Record set:

☆ ☆ ☆ ☆ ☆ ☆ ☆

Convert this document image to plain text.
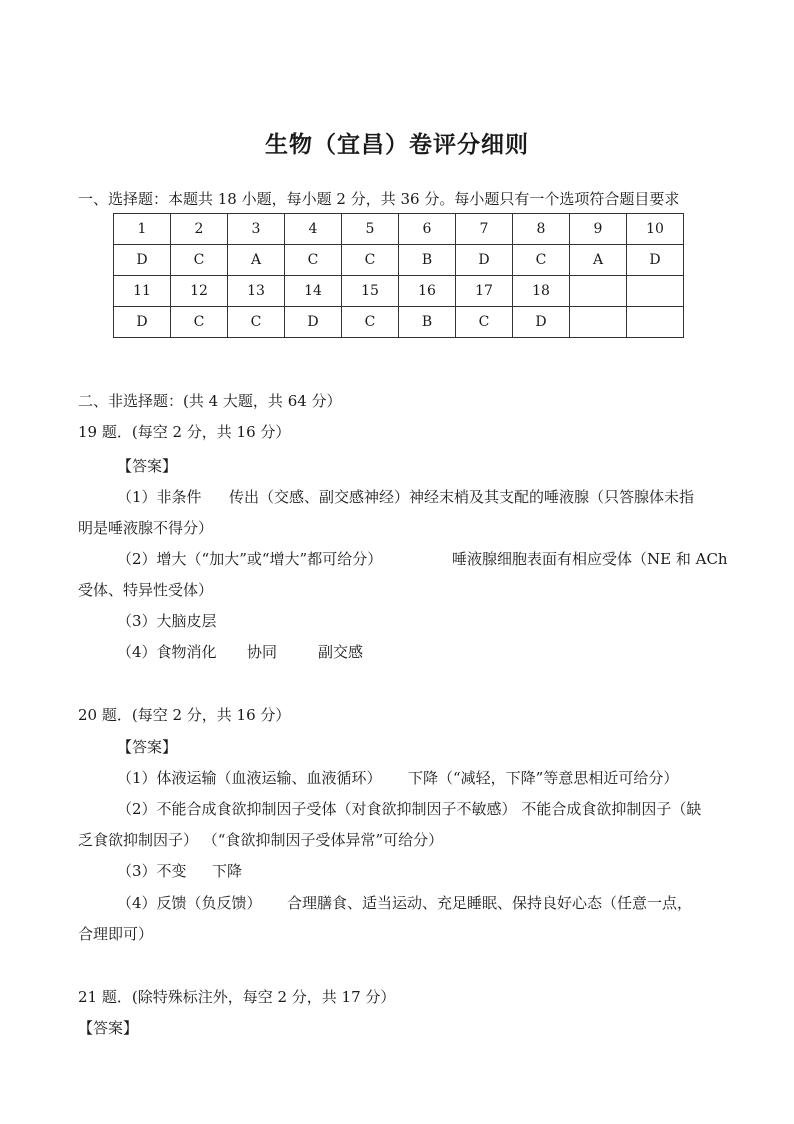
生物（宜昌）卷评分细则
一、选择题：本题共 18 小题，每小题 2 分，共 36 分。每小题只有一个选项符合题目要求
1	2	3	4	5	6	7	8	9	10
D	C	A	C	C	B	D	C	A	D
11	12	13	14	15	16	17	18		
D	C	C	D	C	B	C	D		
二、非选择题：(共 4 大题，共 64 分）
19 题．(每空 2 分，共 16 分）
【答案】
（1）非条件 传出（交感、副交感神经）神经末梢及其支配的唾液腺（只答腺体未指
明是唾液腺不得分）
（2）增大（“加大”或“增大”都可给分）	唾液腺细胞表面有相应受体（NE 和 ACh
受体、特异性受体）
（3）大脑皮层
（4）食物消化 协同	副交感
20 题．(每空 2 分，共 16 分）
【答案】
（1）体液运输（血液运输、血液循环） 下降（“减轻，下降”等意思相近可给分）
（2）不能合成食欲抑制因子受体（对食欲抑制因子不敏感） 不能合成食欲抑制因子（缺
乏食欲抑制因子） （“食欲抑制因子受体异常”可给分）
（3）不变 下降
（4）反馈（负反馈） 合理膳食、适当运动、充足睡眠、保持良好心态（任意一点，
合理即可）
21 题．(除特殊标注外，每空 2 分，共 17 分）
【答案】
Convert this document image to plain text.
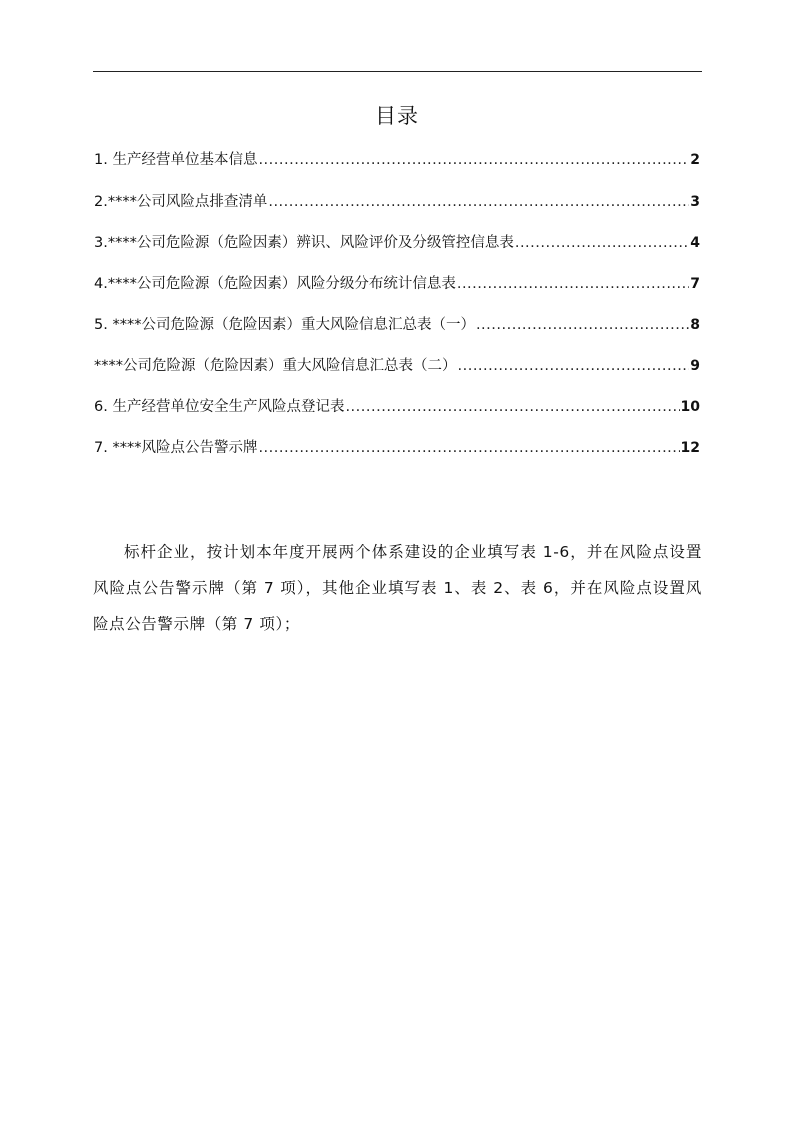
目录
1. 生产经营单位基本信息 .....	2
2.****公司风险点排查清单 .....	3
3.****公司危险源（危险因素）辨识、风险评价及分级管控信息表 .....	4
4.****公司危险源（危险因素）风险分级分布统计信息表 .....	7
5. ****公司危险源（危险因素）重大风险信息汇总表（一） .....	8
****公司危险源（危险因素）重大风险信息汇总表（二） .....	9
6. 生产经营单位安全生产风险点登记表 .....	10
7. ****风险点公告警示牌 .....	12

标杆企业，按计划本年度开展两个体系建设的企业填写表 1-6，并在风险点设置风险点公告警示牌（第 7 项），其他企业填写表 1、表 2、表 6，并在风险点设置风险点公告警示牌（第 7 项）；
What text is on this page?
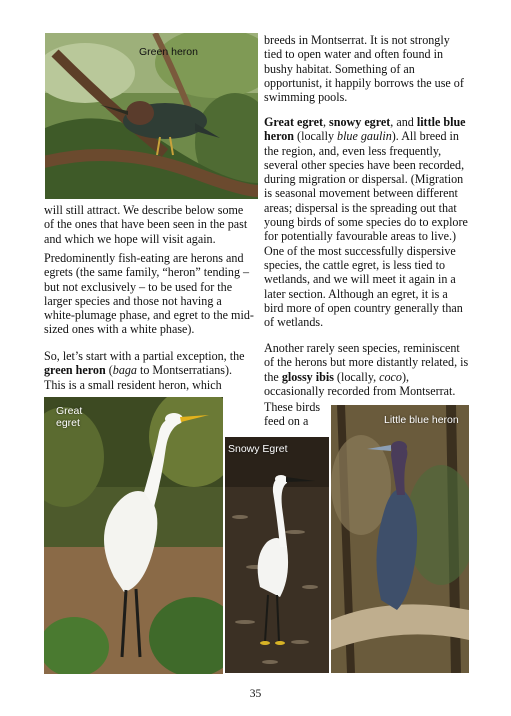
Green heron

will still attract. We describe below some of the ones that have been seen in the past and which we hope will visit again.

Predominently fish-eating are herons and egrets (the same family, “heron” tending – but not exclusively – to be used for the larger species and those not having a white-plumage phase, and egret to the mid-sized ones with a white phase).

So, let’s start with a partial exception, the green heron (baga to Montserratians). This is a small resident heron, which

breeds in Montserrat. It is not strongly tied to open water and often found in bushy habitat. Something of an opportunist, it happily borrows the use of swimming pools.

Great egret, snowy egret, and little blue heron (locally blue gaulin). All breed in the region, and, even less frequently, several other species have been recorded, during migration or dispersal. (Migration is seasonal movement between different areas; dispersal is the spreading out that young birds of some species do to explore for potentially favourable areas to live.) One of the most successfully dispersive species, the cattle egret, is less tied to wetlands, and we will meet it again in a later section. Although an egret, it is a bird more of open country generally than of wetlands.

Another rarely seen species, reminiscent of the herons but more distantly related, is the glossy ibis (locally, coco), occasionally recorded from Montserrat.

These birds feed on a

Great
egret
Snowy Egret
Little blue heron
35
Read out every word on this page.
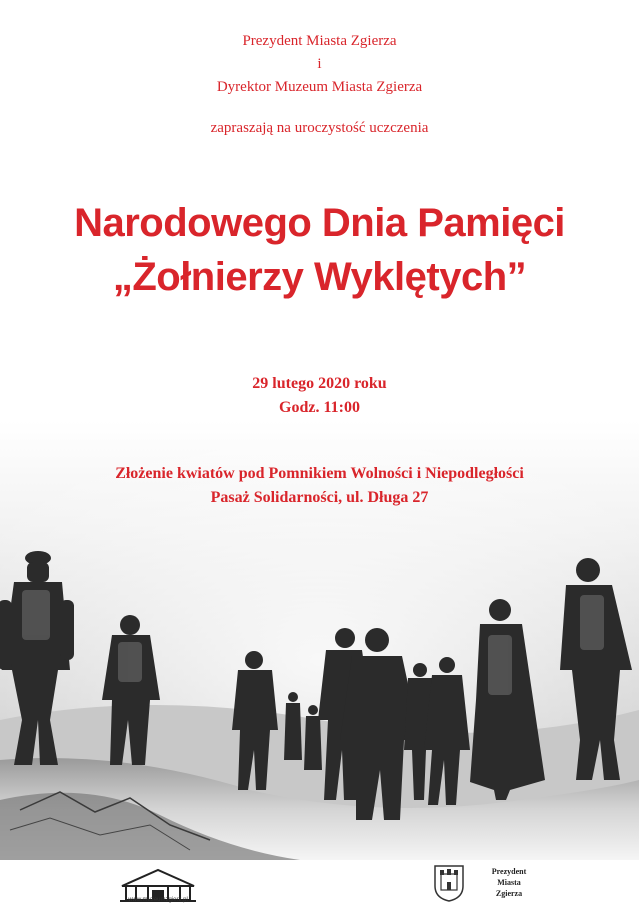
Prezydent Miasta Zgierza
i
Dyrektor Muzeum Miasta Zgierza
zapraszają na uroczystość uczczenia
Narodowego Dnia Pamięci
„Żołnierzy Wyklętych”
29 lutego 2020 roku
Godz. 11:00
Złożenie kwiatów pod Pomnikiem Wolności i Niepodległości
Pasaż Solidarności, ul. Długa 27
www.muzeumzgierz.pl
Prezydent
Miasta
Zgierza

☆ ☆ ☆ ☆ ☆ ☆ ☆

Problem: Copy out every line with the word "have".

Solution for this task:
will still attract. We describe below some of the ones that have been seen in the past and which we hope will visit again.
Great egret, snowy egret, and little blue heron (locally blue gaulin). All breed in the region, and, even less frequently, several other species have been recorded, during migration or dispersal. (Migration is seasonal movement between different areas; dispersal is the spreading out that young birds of some species do to explore for potentially favourable areas to live.) One of the most successfully dispersive species, the cattle egret, is less tied to wetlands, and we will meet it again in a later section. Although an egret, it is a bird more of open country generally than of wetlands.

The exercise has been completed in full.